-- Exercise description --
From the entries below, copy every line holding the word "issue".

-- Available records --
━━━━━━━━━━━━━━━━━━━━

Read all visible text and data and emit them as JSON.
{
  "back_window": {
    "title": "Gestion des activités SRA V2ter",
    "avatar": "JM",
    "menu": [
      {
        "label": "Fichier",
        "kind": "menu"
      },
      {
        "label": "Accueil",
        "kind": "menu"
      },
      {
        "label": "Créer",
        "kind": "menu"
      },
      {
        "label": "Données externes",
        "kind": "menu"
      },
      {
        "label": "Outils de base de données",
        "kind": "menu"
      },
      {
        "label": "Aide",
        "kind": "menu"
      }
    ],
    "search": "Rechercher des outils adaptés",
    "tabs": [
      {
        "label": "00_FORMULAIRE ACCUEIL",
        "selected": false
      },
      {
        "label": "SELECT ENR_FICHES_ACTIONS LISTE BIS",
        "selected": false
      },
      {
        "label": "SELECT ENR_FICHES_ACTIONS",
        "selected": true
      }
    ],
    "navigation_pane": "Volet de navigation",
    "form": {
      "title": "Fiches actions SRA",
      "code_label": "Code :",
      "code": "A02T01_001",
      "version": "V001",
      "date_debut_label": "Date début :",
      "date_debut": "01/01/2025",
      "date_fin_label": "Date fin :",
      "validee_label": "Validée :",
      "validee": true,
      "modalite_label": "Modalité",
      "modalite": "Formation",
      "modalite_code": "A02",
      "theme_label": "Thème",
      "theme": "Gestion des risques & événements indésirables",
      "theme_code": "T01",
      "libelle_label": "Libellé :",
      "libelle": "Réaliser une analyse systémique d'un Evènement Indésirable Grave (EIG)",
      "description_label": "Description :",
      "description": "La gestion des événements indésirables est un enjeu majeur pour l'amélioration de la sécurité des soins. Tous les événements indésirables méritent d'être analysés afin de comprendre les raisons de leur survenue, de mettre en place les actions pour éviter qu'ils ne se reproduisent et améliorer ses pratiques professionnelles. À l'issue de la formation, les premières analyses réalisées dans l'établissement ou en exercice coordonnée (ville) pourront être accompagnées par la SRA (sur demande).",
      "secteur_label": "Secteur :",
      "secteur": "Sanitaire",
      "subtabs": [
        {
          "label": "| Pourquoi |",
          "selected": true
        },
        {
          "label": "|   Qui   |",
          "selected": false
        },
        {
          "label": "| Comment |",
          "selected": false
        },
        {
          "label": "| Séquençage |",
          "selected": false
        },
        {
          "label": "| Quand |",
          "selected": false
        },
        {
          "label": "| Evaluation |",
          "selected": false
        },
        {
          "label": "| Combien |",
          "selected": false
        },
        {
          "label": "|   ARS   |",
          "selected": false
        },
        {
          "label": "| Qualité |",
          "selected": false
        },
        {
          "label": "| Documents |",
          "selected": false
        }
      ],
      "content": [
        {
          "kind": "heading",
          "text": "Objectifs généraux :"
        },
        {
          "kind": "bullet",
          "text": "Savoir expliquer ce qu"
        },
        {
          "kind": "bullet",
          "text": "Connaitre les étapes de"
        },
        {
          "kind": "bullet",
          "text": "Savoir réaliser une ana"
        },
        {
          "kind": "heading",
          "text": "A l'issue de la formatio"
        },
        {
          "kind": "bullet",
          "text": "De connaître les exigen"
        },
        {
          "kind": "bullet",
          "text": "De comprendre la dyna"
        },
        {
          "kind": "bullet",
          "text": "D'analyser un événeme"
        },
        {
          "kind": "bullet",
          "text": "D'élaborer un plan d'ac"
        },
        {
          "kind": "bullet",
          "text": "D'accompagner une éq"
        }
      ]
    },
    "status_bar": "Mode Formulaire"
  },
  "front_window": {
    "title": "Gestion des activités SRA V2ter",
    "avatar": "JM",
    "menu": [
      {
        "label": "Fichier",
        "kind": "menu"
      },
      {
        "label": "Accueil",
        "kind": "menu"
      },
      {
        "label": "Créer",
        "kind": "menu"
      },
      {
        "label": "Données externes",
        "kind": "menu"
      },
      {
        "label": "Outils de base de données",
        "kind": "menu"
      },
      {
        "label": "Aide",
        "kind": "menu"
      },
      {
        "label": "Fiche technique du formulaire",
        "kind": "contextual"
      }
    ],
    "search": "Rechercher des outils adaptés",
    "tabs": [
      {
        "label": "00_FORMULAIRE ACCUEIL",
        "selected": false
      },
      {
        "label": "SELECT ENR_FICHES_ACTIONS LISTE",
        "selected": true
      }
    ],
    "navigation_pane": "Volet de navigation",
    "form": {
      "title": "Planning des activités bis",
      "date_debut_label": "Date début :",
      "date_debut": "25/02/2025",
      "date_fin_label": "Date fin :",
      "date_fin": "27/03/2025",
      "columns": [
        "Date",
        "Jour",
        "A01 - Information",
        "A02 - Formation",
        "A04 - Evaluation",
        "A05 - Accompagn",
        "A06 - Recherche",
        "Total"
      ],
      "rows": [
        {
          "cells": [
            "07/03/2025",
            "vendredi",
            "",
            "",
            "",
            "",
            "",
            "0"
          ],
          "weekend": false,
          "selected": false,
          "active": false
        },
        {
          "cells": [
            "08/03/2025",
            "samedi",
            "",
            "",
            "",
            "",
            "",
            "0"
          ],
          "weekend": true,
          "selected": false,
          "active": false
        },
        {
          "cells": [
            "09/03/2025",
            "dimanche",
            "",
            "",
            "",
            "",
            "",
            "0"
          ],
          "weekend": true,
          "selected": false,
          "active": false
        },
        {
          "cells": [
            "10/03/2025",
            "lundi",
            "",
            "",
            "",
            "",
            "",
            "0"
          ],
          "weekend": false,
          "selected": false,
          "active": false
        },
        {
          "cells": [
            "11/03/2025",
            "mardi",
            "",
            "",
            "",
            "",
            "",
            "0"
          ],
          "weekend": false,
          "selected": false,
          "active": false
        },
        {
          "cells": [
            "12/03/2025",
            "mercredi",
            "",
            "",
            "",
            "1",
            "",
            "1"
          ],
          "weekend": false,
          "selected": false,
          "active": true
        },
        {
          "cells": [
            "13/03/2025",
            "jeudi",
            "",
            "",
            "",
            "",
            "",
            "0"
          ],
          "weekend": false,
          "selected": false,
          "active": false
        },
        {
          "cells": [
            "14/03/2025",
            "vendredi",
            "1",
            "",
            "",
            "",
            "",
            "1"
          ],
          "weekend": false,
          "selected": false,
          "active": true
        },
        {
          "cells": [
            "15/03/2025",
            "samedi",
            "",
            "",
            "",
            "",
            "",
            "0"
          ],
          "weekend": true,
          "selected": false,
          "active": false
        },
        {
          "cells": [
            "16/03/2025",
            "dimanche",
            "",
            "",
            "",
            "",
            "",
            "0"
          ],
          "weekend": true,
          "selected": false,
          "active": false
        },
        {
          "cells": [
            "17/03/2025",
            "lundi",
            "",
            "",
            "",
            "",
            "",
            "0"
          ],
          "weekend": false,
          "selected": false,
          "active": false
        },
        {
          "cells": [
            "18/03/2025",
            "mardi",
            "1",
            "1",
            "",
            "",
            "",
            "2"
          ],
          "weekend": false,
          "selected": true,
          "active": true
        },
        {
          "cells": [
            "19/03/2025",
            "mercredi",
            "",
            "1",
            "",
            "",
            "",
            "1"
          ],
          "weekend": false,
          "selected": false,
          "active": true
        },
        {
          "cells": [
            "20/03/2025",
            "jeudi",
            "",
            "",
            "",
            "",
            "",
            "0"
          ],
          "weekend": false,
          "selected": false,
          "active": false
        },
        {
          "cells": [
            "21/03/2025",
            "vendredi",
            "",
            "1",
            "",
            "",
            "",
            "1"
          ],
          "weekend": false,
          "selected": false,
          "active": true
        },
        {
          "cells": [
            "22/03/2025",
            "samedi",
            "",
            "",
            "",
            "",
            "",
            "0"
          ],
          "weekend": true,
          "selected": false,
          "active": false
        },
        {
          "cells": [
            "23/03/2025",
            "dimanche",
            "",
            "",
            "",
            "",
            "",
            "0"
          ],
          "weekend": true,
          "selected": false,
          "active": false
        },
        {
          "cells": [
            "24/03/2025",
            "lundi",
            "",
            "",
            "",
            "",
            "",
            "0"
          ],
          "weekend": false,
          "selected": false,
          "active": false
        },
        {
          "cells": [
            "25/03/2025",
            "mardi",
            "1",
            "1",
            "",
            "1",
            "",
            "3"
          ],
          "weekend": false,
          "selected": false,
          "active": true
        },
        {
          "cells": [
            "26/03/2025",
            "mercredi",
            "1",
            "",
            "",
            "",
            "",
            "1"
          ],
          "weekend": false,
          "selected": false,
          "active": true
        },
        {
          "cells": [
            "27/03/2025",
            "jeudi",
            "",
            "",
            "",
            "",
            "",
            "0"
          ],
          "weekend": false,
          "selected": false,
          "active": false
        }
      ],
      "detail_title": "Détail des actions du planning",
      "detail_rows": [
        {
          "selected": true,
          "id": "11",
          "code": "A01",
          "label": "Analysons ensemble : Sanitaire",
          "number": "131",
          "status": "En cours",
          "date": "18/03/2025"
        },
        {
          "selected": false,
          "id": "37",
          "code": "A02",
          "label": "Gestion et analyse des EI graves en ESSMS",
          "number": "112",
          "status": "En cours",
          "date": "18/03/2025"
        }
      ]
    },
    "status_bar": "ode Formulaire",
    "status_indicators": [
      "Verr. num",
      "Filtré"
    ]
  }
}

━━━━━━━━━━━━━━━━━━━━

-- The result --
      "description": "La gestion des événements indésirables est un enjeu majeur pour l'amélioration de la sécurité des soins. Tous les événements indésirables méritent d'être analysés afin de comprendre les raisons de leur survenue, de mettre en place les actions pour éviter qu'ils ne se reproduisent et améliorer ses pratiques professionnelles. À l'issue de la formation, les premières analyses réalisées dans l'établissement ou en exercice coordonnée (ville) pourront être accompagnées par la SRA (sur demande).",
          "text": "A l'issue de la formatio"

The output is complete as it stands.